____ SUPPLIED INFORMATION
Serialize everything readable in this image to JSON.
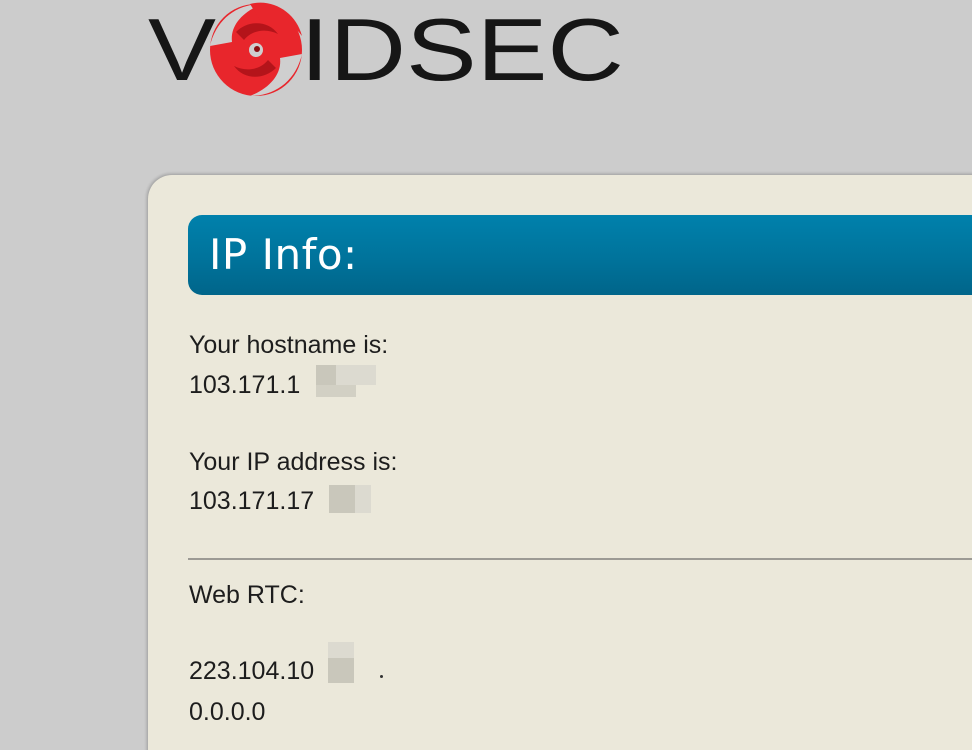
{
  "logo": {
    "text_left": "V",
    "text_right": "IDSEC",
    "full_text": "VOIDSEC",
    "icon": "red-swirl-icon",
    "colors": {
      "text": "#161616",
      "swirl": "#e8262c"
    }
  },
  "banner": {
    "title": "IP Info:",
    "color": "#00759e"
  },
  "hostname": {
    "label": "Your hostname is:",
    "value": "103.171.1"
  },
  "ip_address": {
    "label": "Your IP address is:",
    "value": "103.171.17"
  },
  "webrtc": {
    "label": "Web RTC:",
    "ips": [
      "223.104.10",
      "0.0.0.0"
    ]
  }
}
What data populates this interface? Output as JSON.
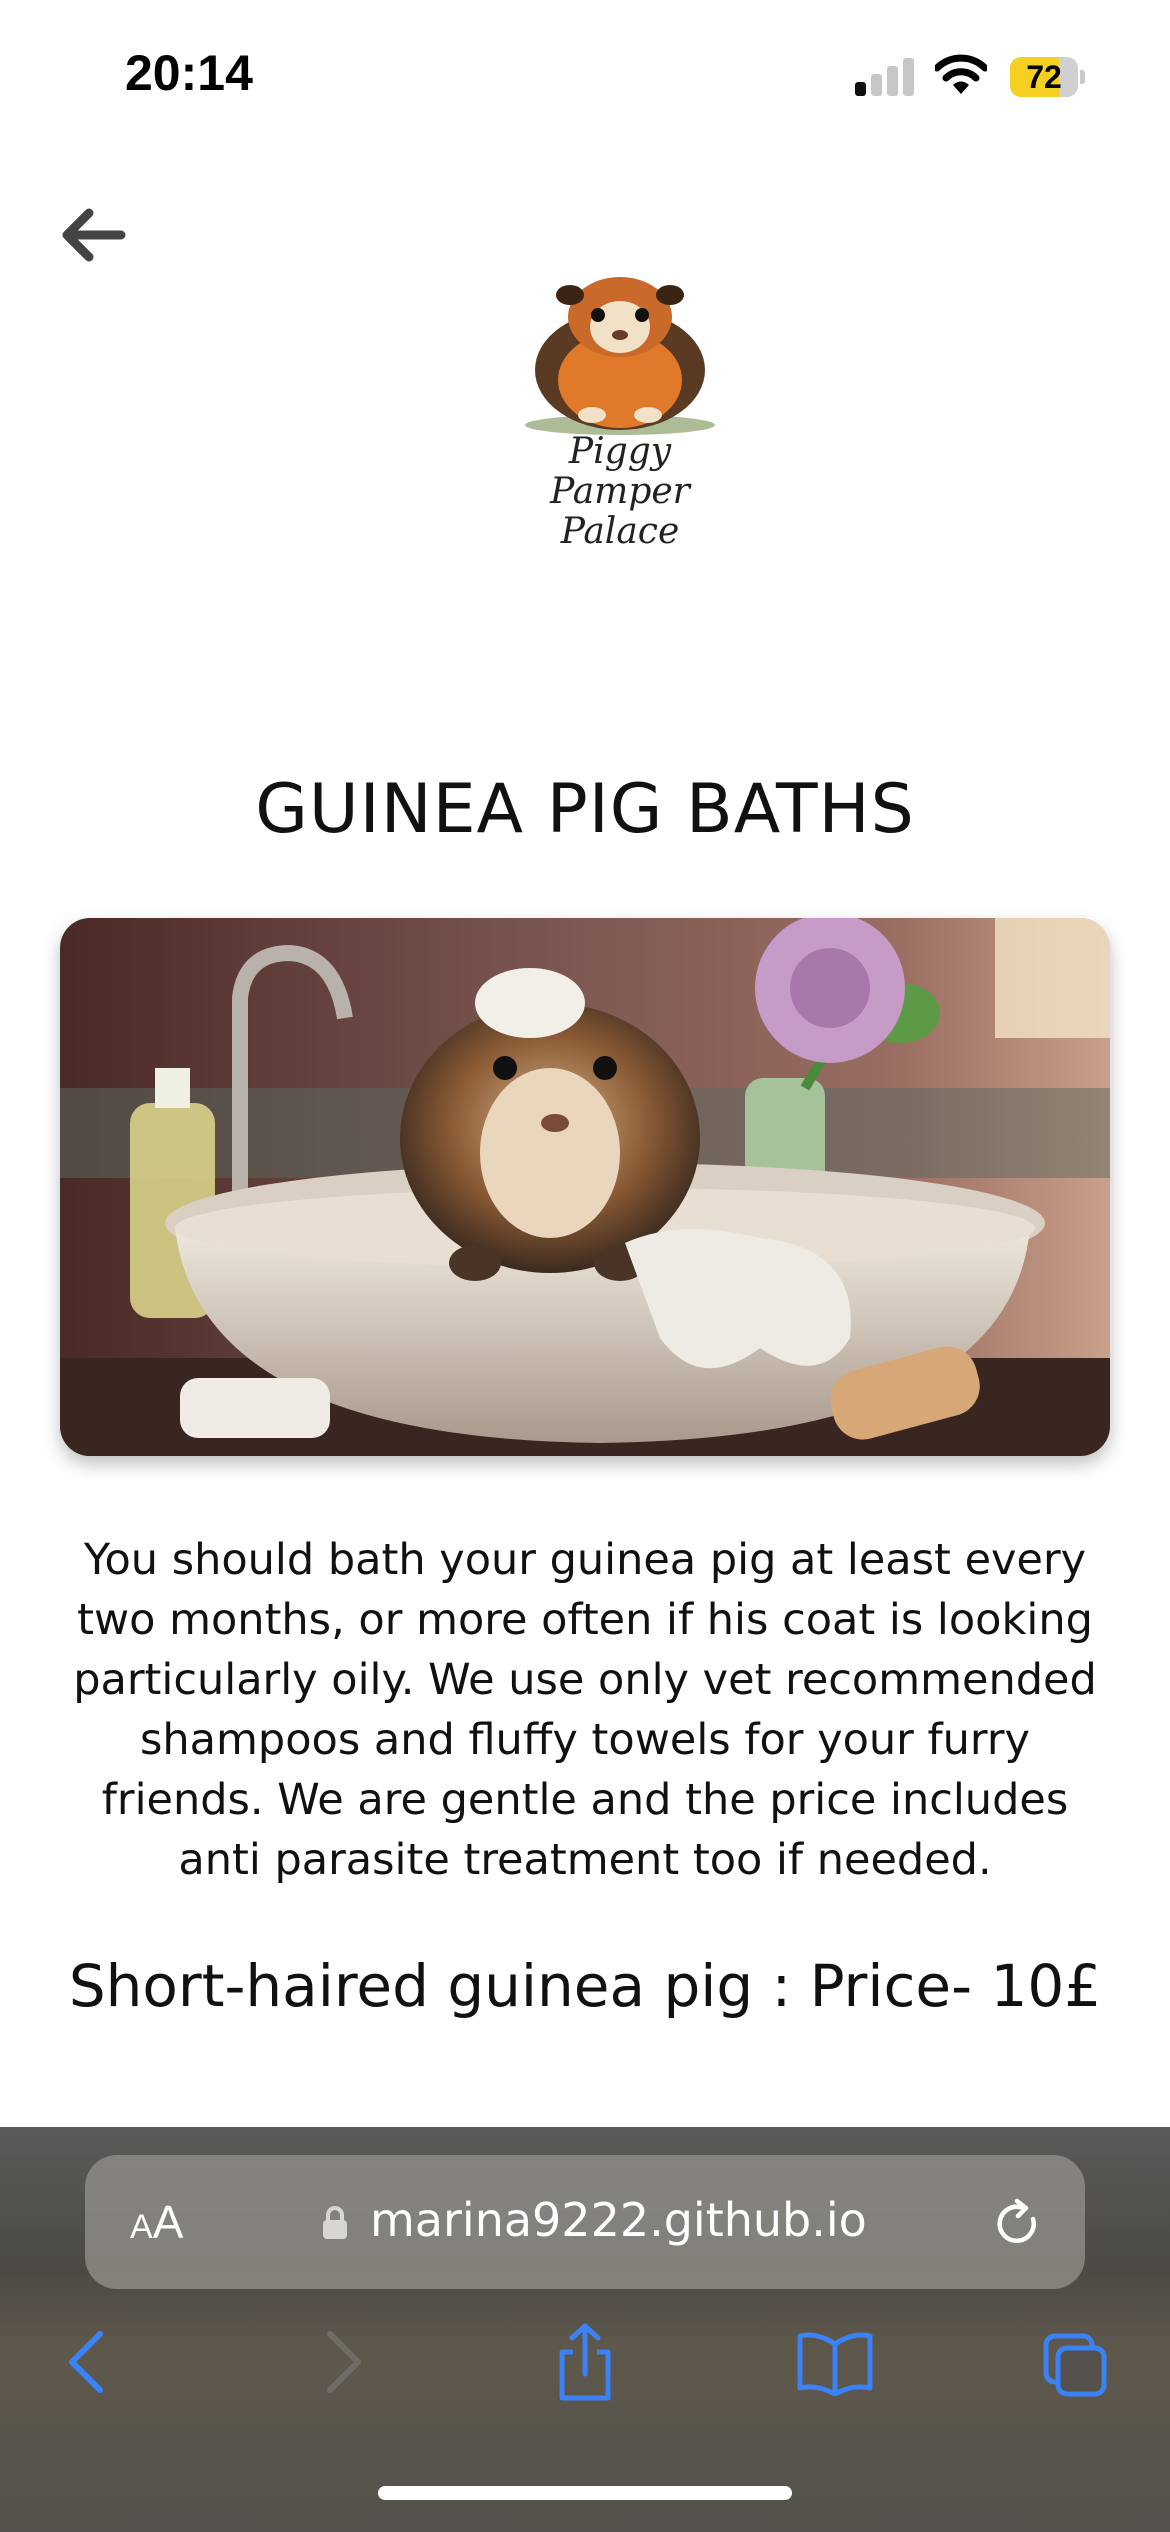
{
  "status_bar": {
    "time": "20:14",
    "battery_percent": "72",
    "battery_level": 0.72,
    "signal_bars_active": 1,
    "signal_bars_total": 4,
    "icons": [
      "cellular-signal-icon",
      "wifi-icon",
      "battery-icon"
    ]
  },
  "header": {
    "back_icon": "arrow-left-icon",
    "logo_text_line1": "Piggy Pamper",
    "logo_text_line2": "Palace"
  },
  "main": {
    "title": "GUINEA PIG BATHS",
    "description": "You should bath your guinea pig at least every two months, or more often if his coat is looking particularly oily. We use only vet recommended shampoos and fluffy towels for your furry friends. We are gentle and the price includes anti parasite treatment too if needed.",
    "price_line": "Short-haired guinea pig : Price- 10£"
  },
  "browser": {
    "text_size_label_small": "A",
    "text_size_label_big": "A",
    "url": "marina9222.github.io",
    "icons": [
      "lock-icon",
      "reload-icon",
      "chevron-left-icon",
      "chevron-right-icon",
      "share-icon",
      "bookmarks-icon",
      "tabs-icon"
    ],
    "accent_color": "#3b82f6"
  },
  "colors": {
    "background": "#ffffff",
    "text": "#111111",
    "browser_bar": "#55524d",
    "battery_fill": "#f5d020"
  }
}
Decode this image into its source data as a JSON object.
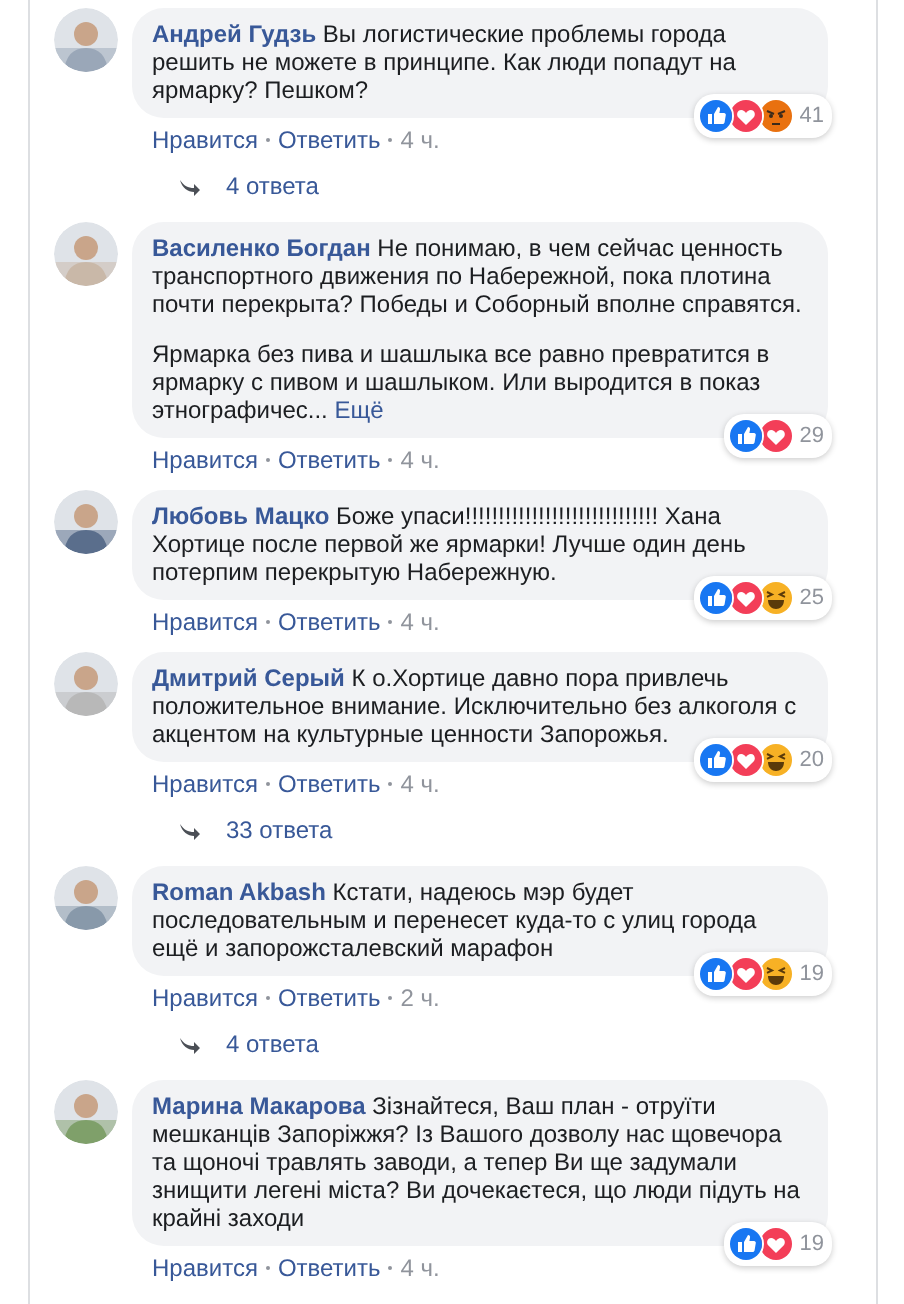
{
  "comments": [
    {
      "kind": "comment",
      "author": "Андрей Гудзь",
      "paragraphs": [
        "Вы логистические проблемы города решить не можете в принципе. Как люди попадут на ярмарку? Пешком?"
      ],
      "reactions": [
        {
          "kind": "like"
        },
        {
          "kind": "love"
        },
        {
          "kind": "angry"
        }
      ],
      "reaction_count": "41",
      "like": "Нравится",
      "reply": "Ответить",
      "time": "4 ч."
    },
    {
      "kind": "replies",
      "label": "4 ответа"
    },
    {
      "kind": "comment",
      "author": "Василенко Богдан",
      "paragraphs": [
        "Не понимаю, в чем сейчас ценность транспортного движения по Набережной, пока плотина почти перекрыта? Победы и Соборный вполне справятся.",
        "Ярмарка без пива и шашлыка все равно превратится в ярмарку с пивом и шашлыком. Или выродится в показ этнографичес..."
      ],
      "more": "Ещё",
      "reactions": [
        {
          "kind": "like"
        },
        {
          "kind": "love"
        }
      ],
      "reaction_count": "29",
      "like": "Нравится",
      "reply": "Ответить",
      "time": "4 ч."
    },
    {
      "kind": "comment",
      "author": "Любовь Мацко",
      "paragraphs": [
        "Боже упаси!!!!!!!!!!!!!!!!!!!!!!!!!!!!! Хана Хортице после первой же ярмарки! Лучше один день потерпим перекрытую Набережную."
      ],
      "reactions": [
        {
          "kind": "like"
        },
        {
          "kind": "love"
        },
        {
          "kind": "haha"
        }
      ],
      "reaction_count": "25",
      "like": "Нравится",
      "reply": "Ответить",
      "time": "4 ч."
    },
    {
      "kind": "comment",
      "author": "Дмитрий Серый",
      "paragraphs": [
        "К о.Хортице давно пора привлечь положительное внимание. Исключительно без алкоголя с акцентом на культурные ценности Запорожья."
      ],
      "reactions": [
        {
          "kind": "like"
        },
        {
          "kind": "love"
        },
        {
          "kind": "haha"
        }
      ],
      "reaction_count": "20",
      "like": "Нравится",
      "reply": "Ответить",
      "time": "4 ч."
    },
    {
      "kind": "replies",
      "label": "33 ответа"
    },
    {
      "kind": "comment",
      "author": "Roman Akbash",
      "paragraphs": [
        "Кстати, надеюсь мэр будет последовательным и перенесет куда-то с улиц города ещё и запорожсталевский марафон"
      ],
      "reactions": [
        {
          "kind": "like"
        },
        {
          "kind": "love"
        },
        {
          "kind": "haha"
        }
      ],
      "reaction_count": "19",
      "like": "Нравится",
      "reply": "Ответить",
      "time": "2 ч."
    },
    {
      "kind": "replies",
      "label": "4 ответа"
    },
    {
      "kind": "comment",
      "author": "Марина Макарова",
      "paragraphs": [
        "Зізнайтеся, Ваш план - отруїти мешканців Запоріжжя? Із Вашого дозволу нас щовечора та щоночі травлять заводи, а тепер Ви ще задумали знищити легені міста? Ви дочекаєтеся, що люди підуть на крайні заходи"
      ],
      "reactions": [
        {
          "kind": "like"
        },
        {
          "kind": "love"
        }
      ],
      "reaction_count": "19",
      "like": "Нравится",
      "reply": "Ответить",
      "time": "4 ч."
    }
  ]
}
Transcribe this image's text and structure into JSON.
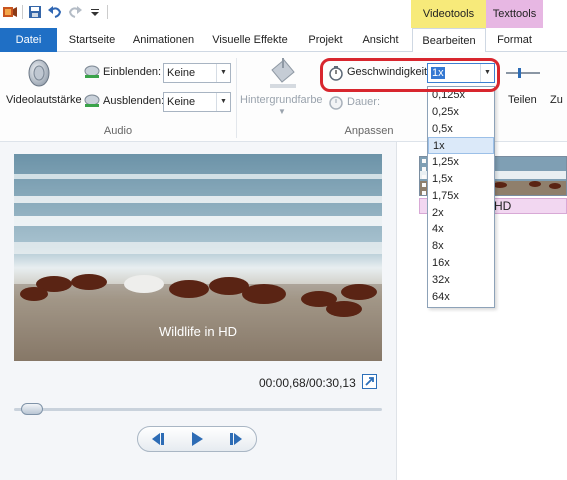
{
  "context_tabs": {
    "videotools": "Videotools",
    "texttools": "Texttools"
  },
  "tabs": [
    {
      "label": "Datei"
    },
    {
      "label": "Startseite"
    },
    {
      "label": "Animationen"
    },
    {
      "label": "Visuelle Effekte"
    },
    {
      "label": "Projekt"
    },
    {
      "label": "Ansicht"
    },
    {
      "label": "Bearbeiten"
    },
    {
      "label": "Format"
    }
  ],
  "ribbon": {
    "audio": {
      "video_volume_label": "Videolautstärke",
      "fade_in_label": "Einblenden:",
      "fade_in_value": "Keine",
      "fade_out_label": "Ausblenden:",
      "fade_out_value": "Keine",
      "group_label": "Audio"
    },
    "adjust": {
      "background_color_label": "Hintergrundfarbe",
      "speed_label": "Geschwindigkeit:",
      "speed_value": "1x",
      "duration_label": "Dauer:",
      "split_label": "Teilen",
      "more_label": "Zu",
      "group_label": "Anpassen"
    }
  },
  "speed_options": [
    "0,125x",
    "0,25x",
    "0,5x",
    "1x",
    "1,25x",
    "1,5x",
    "1,75x",
    "2x",
    "4x",
    "8x",
    "16x",
    "32x",
    "64x"
  ],
  "speed_selected": "1x",
  "preview": {
    "video_caption": "Wildlife in HD",
    "timecode": "00:00,68/00:30,13",
    "seek_progress": 0.02
  },
  "storyboard": {
    "clip_caption": "HD"
  },
  "colors": {
    "file_tab": "#1f6fc5",
    "videotools": "#f7ea7a",
    "texttools": "#e7b7e3",
    "highlight": "#d8262e"
  }
}
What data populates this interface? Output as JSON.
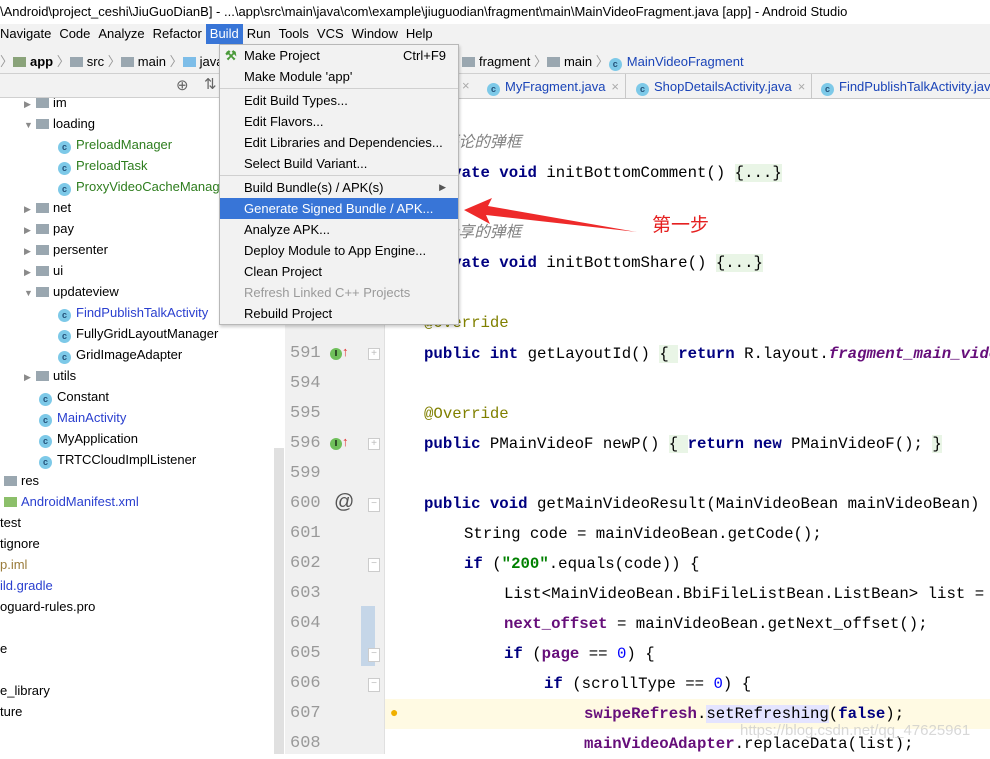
________
TASK DETAILS
Make an exact copy of the data, leaving its pictures out.

COMPLETE RESPONSE
Serialize everything readable in this image to JSON.
{
  "logo": {
    "text_left": "V",
    "text_right": "IDSEC",
    "full_text": "VOIDSEC",
    "icon": "red-swirl-icon",
    "colors": {
      "text": "#161616",
      "swirl": "#e8262c"
    }
  },
  "banner": {
    "title": "IP Info:",
    "color": "#00759e"
  },
  "hostname": {
    "label": "Your hostname is:",
    "value": "103.171.1"
  },
  "ip_address": {
    "label": "Your IP address is:",
    "value": "103.171.17"
  },
  "webrtc": {
    "label": "Web RTC:",
    "ips": [
      "223.104.10",
      "0.0.0.0"
    ]
  }
}
What data populates this interface? Output as JSON.
{
  "status_bar": {
    "time": "20:14",
    "battery_percent": "72",
    "battery_level": 0.72,
    "signal_bars_active": 1,
    "signal_bars_total": 4,
    "icons": [
      "cellular-signal-icon",
      "wifi-icon",
      "battery-icon"
    ]
  },
  "header": {
    "back_icon": "arrow-left-icon",
    "logo_text_line1": "Piggy Pamper",
    "logo_text_line2": "Palace"
  },
  "main": {
    "title": "GUINEA PIG BATHS",
    "description": "You should bath your guinea pig at least every two months, or more often if his coat is looking particularly oily. We use only vet recommended shampoos and fluffy towels for your furry friends. We are gentle and the price includes anti parasite treatment too if needed.",
    "price_line": "Short-haired guinea pig : Price- 10£"
  },
  "browser": {
    "text_size_label_small": "A",
    "text_size_label_big": "A",
    "url": "marina9222.github.io",
    "icons": [
      "lock-icon",
      "reload-icon",
      "chevron-left-icon",
      "chevron-right-icon",
      "share-icon",
      "bookmarks-icon",
      "tabs-icon"
    ],
    "accent_color": "#3b82f6"
  },
  "colors": {
    "background": "#ffffff",
    "text": "#111111",
    "browser_bar": "#55524d",
    "battery_fill": "#f5d020"
  }
}
Decode this image into its source data as a JSON object.
{
  "comments": [
    {
      "kind": "comment",
      "author": "Андрей Гудзь",
      "paragraphs": [
        "Вы логистические проблемы города решить не можете в принципе. Как люди попадут на ярмарку? Пешком?"
      ],
      "reactions": [
        {
          "kind": "like"
        },
        {
          "kind": "love"
        },
        {
          "kind": "angry"
        }
      ],
      "reaction_count": "41",
      "like": "Нравится",
      "reply": "Ответить",
      "time": "4 ч."
    },
    {
      "kind": "replies",
      "label": "4 ответа"
    },
    {
      "kind": "comment",
      "author": "Василенко Богдан",
      "paragraphs": [
        "Не понимаю, в чем сейчас ценность транспортного движения по Набережной, пока плотина почти перекрыта? Победы и Соборный вполне справятся.",
        "Ярмарка без пива и шашлыка все равно превратится в ярмарку с пивом и шашлыком. Или выродится в показ этнографичес..."
      ],
      "more": "Ещё",
      "reactions": [
        {
          "kind": "like"
        },
        {
          "kind": "love"
        }
      ],
      "reaction_count": "29",
      "like": "Нравится",
      "reply": "Ответить",
      "time": "4 ч."
    },
    {
      "kind": "comment",
      "author": "Любовь Мацко",
      "paragraphs": [
        "Боже упаси!!!!!!!!!!!!!!!!!!!!!!!!!!!!! Хана Хортице после первой же ярмарки! Лучше один день потерпим перекрытую Набережную."
      ],
      "reactions": [
        {
          "kind": "like"
        },
        {
          "kind": "love"
        },
        {
          "kind": "haha"
        }
      ],
      "reaction_count": "25",
      "like": "Нравится",
      "reply": "Ответить",
      "time": "4 ч."
    },
    {
      "kind": "comment",
      "author": "Дмитрий Серый",
      "paragraphs": [
        "К о.Хортице давно пора привлечь положительное внимание. Исключительно без алкоголя с акцентом на культурные ценности Запорожья."
      ],
      "reactions": [
        {
          "kind": "like"
        },
        {
          "kind": "love"
        },
        {
          "kind": "haha"
        }
      ],
      "reaction_count": "20",
      "like": "Нравится",
      "reply": "Ответить",
      "time": "4 ч."
    },
    {
      "kind": "replies",
      "label": "33 ответа"
    },
    {
      "kind": "comment",
      "author": "Roman Akbash",
      "paragraphs": [
        "Кстати, надеюсь мэр будет последовательным и перенесет куда-то с улиц города ещё и запорожсталевский марафон"
      ],
      "reactions": [
        {
          "kind": "like"
        },
        {
          "kind": "love"
        },
        {
          "kind": "haha"
        }
      ],
      "reaction_count": "19",
      "like": "Нравится",
      "reply": "Ответить",
      "time": "2 ч."
    },
    {
      "kind": "replies",
      "label": "4 ответа"
    },
    {
      "kind": "comment",
      "author": "Марина Макарова",
      "paragraphs": [
        "Зізнайтеся, Ваш план - отруїти мешканців Запоріжжя? Із Вашого дозволу нас щовечора та щоночі травлять заводи, а тепер Ви ще задумали знищити легені міста? Ви дочекаєтеся, що люди підуть на крайні заходи"
      ],
      "reactions": [
        {
          "kind": "like"
        },
        {
          "kind": "love"
        }
      ],
      "reaction_count": "19",
      "like": "Нравится",
      "reply": "Ответить",
      "time": "4 ч."
    }
  ]
}
Transcribe this image's text and structure into JSON.
{
  "context_tabs": {
    "videotools": "Videotools",
    "texttools": "Texttools"
  },
  "tabs": [
    {
      "label": "Datei"
    },
    {
      "label": "Startseite"
    },
    {
      "label": "Animationen"
    },
    {
      "label": "Visuelle Effekte"
    },
    {
      "label": "Projekt"
    },
    {
      "label": "Ansicht"
    },
    {
      "label": "Bearbeiten"
    },
    {
      "label": "Format"
    }
  ],
  "ribbon": {
    "audio": {
      "video_volume_label": "Videolautstärke",
      "fade_in_label": "Einblenden:",
      "fade_in_value": "Keine",
      "fade_out_label": "Ausblenden:",
      "fade_out_value": "Keine",
      "group_label": "Audio"
    },
    "adjust": {
      "background_color_label": "Hintergrundfarbe",
      "speed_label": "Geschwindigkeit:",
      "speed_value": "1x",
      "duration_label": "Dauer:",
      "split_label": "Teilen",
      "more_label": "Zu",
      "group_label": "Anpassen"
    }
  },
  "speed_options": [
    "0,125x",
    "0,25x",
    "0,5x",
    "1x",
    "1,25x",
    "1,5x",
    "1,75x",
    "2x",
    "4x",
    "8x",
    "16x",
    "32x",
    "64x"
  ],
  "speed_selected": "1x",
  "preview": {
    "video_caption": "Wildlife in HD",
    "timecode": "00:00,68/00:30,13",
    "seek_progress": 0.02
  },
  "storyboard": {
    "clip_caption": "HD"
  },
  "colors": {
    "file_tab": "#1f6fc5",
    "videotools": "#f7ea7a",
    "texttools": "#e7b7e3",
    "highlight": "#d8262e"
  }
}
What data populates this interface? Output as JSON.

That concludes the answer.